### DIRECTIVE
Return all of the entries word for word, but omit the pictures they contain.

╭─ THE RECORDS

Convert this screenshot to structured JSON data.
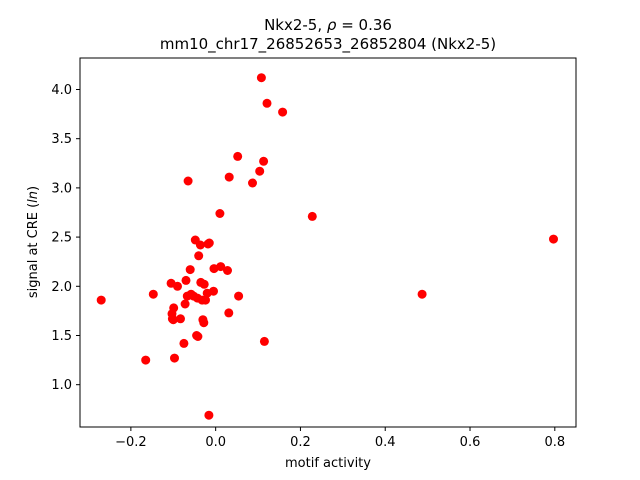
{
  "chart_data": {
    "type": "scatter",
    "title_line1": "Nkx2-5, ",
    "title_rho": "ρ",
    "title_eq": " = 0.36",
    "title_line2": "mm10_chr17_26852653_26852804 (Nkx2-5)",
    "xlabel": "motif activity",
    "ylabel_prefix": "signal at CRE (",
    "ylabel_italic": "ln",
    "ylabel_suffix": ")",
    "xlim": [
      -0.32,
      0.85
    ],
    "ylim": [
      0.57,
      4.32
    ],
    "x_ticks": [
      -0.2,
      0.0,
      0.2,
      0.4,
      0.6,
      0.8
    ],
    "x_tick_labels": [
      "−0.2",
      "0.0",
      "0.2",
      "0.4",
      "0.6",
      "0.8"
    ],
    "y_ticks": [
      1.0,
      1.5,
      2.0,
      2.5,
      3.0,
      3.5,
      4.0
    ],
    "y_tick_labels": [
      "1.0",
      "1.5",
      "2.0",
      "2.5",
      "3.0",
      "3.5",
      "4.0"
    ],
    "grid": false,
    "marker_color": "#ff0000",
    "points": [
      {
        "x": -0.27,
        "y": 1.86
      },
      {
        "x": -0.165,
        "y": 1.25
      },
      {
        "x": -0.147,
        "y": 1.92
      },
      {
        "x": -0.105,
        "y": 2.03
      },
      {
        "x": -0.103,
        "y": 1.72
      },
      {
        "x": -0.102,
        "y": 1.67
      },
      {
        "x": -0.1,
        "y": 1.66
      },
      {
        "x": -0.099,
        "y": 1.78
      },
      {
        "x": -0.097,
        "y": 1.27
      },
      {
        "x": -0.09,
        "y": 2.0
      },
      {
        "x": -0.083,
        "y": 1.67
      },
      {
        "x": -0.075,
        "y": 1.42
      },
      {
        "x": -0.072,
        "y": 1.82
      },
      {
        "x": -0.07,
        "y": 2.06
      },
      {
        "x": -0.067,
        "y": 1.9
      },
      {
        "x": -0.065,
        "y": 3.07
      },
      {
        "x": -0.06,
        "y": 2.17
      },
      {
        "x": -0.058,
        "y": 1.92
      },
      {
        "x": -0.052,
        "y": 1.9
      },
      {
        "x": -0.048,
        "y": 2.47
      },
      {
        "x": -0.045,
        "y": 1.5
      },
      {
        "x": -0.043,
        "y": 1.88
      },
      {
        "x": -0.042,
        "y": 1.49
      },
      {
        "x": -0.04,
        "y": 2.31
      },
      {
        "x": -0.036,
        "y": 2.42
      },
      {
        "x": -0.035,
        "y": 2.04
      },
      {
        "x": -0.032,
        "y": 1.86
      },
      {
        "x": -0.03,
        "y": 1.66
      },
      {
        "x": -0.028,
        "y": 1.63
      },
      {
        "x": -0.027,
        "y": 2.02
      },
      {
        "x": -0.024,
        "y": 1.86
      },
      {
        "x": -0.02,
        "y": 1.93
      },
      {
        "x": -0.018,
        "y": 2.43
      },
      {
        "x": -0.015,
        "y": 2.44
      },
      {
        "x": -0.016,
        "y": 0.69
      },
      {
        "x": -0.005,
        "y": 1.95
      },
      {
        "x": -0.004,
        "y": 2.18
      },
      {
        "x": 0.01,
        "y": 2.74
      },
      {
        "x": 0.012,
        "y": 2.2
      },
      {
        "x": 0.028,
        "y": 2.16
      },
      {
        "x": 0.031,
        "y": 1.73
      },
      {
        "x": 0.032,
        "y": 3.11
      },
      {
        "x": 0.052,
        "y": 3.32
      },
      {
        "x": 0.054,
        "y": 1.9
      },
      {
        "x": 0.087,
        "y": 3.05
      },
      {
        "x": 0.104,
        "y": 3.17
      },
      {
        "x": 0.108,
        "y": 4.12
      },
      {
        "x": 0.113,
        "y": 3.27
      },
      {
        "x": 0.115,
        "y": 1.44
      },
      {
        "x": 0.121,
        "y": 3.86
      },
      {
        "x": 0.158,
        "y": 3.77
      },
      {
        "x": 0.228,
        "y": 2.71
      },
      {
        "x": 0.487,
        "y": 1.92
      },
      {
        "x": 0.797,
        "y": 2.48
      }
    ]
  }
}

╰─

### FINAL RESULT
Convert this screenshot to structured JSON data.
{
  "chart_data": {
    "type": "scatter",
    "title_line1": "Nkx2-5, ",
    "title_rho": "ρ",
    "title_eq": " = 0.36",
    "title_line2": "mm10_chr17_26852653_26852804 (Nkx2-5)",
    "xlabel": "motif activity",
    "ylabel_prefix": "signal at CRE (",
    "ylabel_italic": "ln",
    "ylabel_suffix": ")",
    "xlim": [
      -0.32,
      0.85
    ],
    "ylim": [
      0.57,
      4.32
    ],
    "x_ticks": [
      -0.2,
      0.0,
      0.2,
      0.4,
      0.6,
      0.8
    ],
    "x_tick_labels": [
      "−0.2",
      "0.0",
      "0.2",
      "0.4",
      "0.6",
      "0.8"
    ],
    "y_ticks": [
      1.0,
      1.5,
      2.0,
      2.5,
      3.0,
      3.5,
      4.0
    ],
    "y_tick_labels": [
      "1.0",
      "1.5",
      "2.0",
      "2.5",
      "3.0",
      "3.5",
      "4.0"
    ],
    "grid": false,
    "marker_color": "#ff0000",
    "points": [
      {
        "x": -0.27,
        "y": 1.86
      },
      {
        "x": -0.165,
        "y": 1.25
      },
      {
        "x": -0.147,
        "y": 1.92
      },
      {
        "x": -0.105,
        "y": 2.03
      },
      {
        "x": -0.103,
        "y": 1.72
      },
      {
        "x": -0.102,
        "y": 1.67
      },
      {
        "x": -0.1,
        "y": 1.66
      },
      {
        "x": -0.099,
        "y": 1.78
      },
      {
        "x": -0.097,
        "y": 1.27
      },
      {
        "x": -0.09,
        "y": 2.0
      },
      {
        "x": -0.083,
        "y": 1.67
      },
      {
        "x": -0.075,
        "y": 1.42
      },
      {
        "x": -0.072,
        "y": 1.82
      },
      {
        "x": -0.07,
        "y": 2.06
      },
      {
        "x": -0.067,
        "y": 1.9
      },
      {
        "x": -0.065,
        "y": 3.07
      },
      {
        "x": -0.06,
        "y": 2.17
      },
      {
        "x": -0.058,
        "y": 1.92
      },
      {
        "x": -0.052,
        "y": 1.9
      },
      {
        "x": -0.048,
        "y": 2.47
      },
      {
        "x": -0.045,
        "y": 1.5
      },
      {
        "x": -0.043,
        "y": 1.88
      },
      {
        "x": -0.042,
        "y": 1.49
      },
      {
        "x": -0.04,
        "y": 2.31
      },
      {
        "x": -0.036,
        "y": 2.42
      },
      {
        "x": -0.035,
        "y": 2.04
      },
      {
        "x": -0.032,
        "y": 1.86
      },
      {
        "x": -0.03,
        "y": 1.66
      },
      {
        "x": -0.028,
        "y": 1.63
      },
      {
        "x": -0.027,
        "y": 2.02
      },
      {
        "x": -0.024,
        "y": 1.86
      },
      {
        "x": -0.02,
        "y": 1.93
      },
      {
        "x": -0.018,
        "y": 2.43
      },
      {
        "x": -0.015,
        "y": 2.44
      },
      {
        "x": -0.016,
        "y": 0.69
      },
      {
        "x": -0.005,
        "y": 1.95
      },
      {
        "x": -0.004,
        "y": 2.18
      },
      {
        "x": 0.01,
        "y": 2.74
      },
      {
        "x": 0.012,
        "y": 2.2
      },
      {
        "x": 0.028,
        "y": 2.16
      },
      {
        "x": 0.031,
        "y": 1.73
      },
      {
        "x": 0.032,
        "y": 3.11
      },
      {
        "x": 0.052,
        "y": 3.32
      },
      {
        "x": 0.054,
        "y": 1.9
      },
      {
        "x": 0.087,
        "y": 3.05
      },
      {
        "x": 0.104,
        "y": 3.17
      },
      {
        "x": 0.108,
        "y": 4.12
      },
      {
        "x": 0.113,
        "y": 3.27
      },
      {
        "x": 0.115,
        "y": 1.44
      },
      {
        "x": 0.121,
        "y": 3.86
      },
      {
        "x": 0.158,
        "y": 3.77
      },
      {
        "x": 0.228,
        "y": 2.71
      },
      {
        "x": 0.487,
        "y": 1.92
      },
      {
        "x": 0.797,
        "y": 2.48
      }
    ]
  }
}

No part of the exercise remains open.